INSTRUCTIONS TO FOLLOW:
The response must be made up of the lines in the entries below that contain "Perwtasari".

[Records excerpted from a collection]
■ ■ ■ ■ ■
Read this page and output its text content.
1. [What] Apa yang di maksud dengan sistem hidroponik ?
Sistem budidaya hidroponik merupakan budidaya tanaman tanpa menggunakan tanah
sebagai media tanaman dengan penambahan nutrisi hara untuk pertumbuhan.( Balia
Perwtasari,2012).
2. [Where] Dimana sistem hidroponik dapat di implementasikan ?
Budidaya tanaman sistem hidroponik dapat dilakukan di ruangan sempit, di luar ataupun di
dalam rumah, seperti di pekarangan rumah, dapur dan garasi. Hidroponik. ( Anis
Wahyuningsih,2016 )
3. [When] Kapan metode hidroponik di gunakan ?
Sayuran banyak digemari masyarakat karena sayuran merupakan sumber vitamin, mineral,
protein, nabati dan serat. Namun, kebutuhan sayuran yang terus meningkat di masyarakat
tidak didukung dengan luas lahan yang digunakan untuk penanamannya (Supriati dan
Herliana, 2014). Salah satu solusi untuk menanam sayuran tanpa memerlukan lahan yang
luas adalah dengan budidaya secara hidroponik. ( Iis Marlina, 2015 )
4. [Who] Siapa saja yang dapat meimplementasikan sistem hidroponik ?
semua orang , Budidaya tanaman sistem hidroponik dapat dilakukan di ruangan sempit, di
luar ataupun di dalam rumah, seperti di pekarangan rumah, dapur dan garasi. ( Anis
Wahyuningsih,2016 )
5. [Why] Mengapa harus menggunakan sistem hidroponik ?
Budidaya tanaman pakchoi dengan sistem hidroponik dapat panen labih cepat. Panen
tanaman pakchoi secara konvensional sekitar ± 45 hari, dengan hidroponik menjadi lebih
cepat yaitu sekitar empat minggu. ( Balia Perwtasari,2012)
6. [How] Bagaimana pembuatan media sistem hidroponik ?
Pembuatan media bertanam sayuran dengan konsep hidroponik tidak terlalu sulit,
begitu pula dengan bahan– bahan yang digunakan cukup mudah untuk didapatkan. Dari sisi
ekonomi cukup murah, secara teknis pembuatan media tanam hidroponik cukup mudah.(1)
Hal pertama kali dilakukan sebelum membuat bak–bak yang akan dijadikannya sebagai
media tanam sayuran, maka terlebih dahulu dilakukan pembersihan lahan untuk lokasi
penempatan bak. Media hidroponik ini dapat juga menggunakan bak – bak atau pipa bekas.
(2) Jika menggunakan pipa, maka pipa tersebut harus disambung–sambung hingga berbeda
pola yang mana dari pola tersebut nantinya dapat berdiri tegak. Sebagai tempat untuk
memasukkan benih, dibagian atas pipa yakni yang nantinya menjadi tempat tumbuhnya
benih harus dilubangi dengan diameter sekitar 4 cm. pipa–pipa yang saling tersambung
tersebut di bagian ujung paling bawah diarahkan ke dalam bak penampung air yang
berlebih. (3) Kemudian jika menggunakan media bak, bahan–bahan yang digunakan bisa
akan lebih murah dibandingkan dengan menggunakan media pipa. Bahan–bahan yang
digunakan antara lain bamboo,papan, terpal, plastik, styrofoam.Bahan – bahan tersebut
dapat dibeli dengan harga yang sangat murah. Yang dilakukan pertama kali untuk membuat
■ ■ ■ ■ ■
YOUR SOLUTION:
Perwtasari,2012).
cepat yaitu sekitar empat minggu. ( Balia Perwtasari,2012)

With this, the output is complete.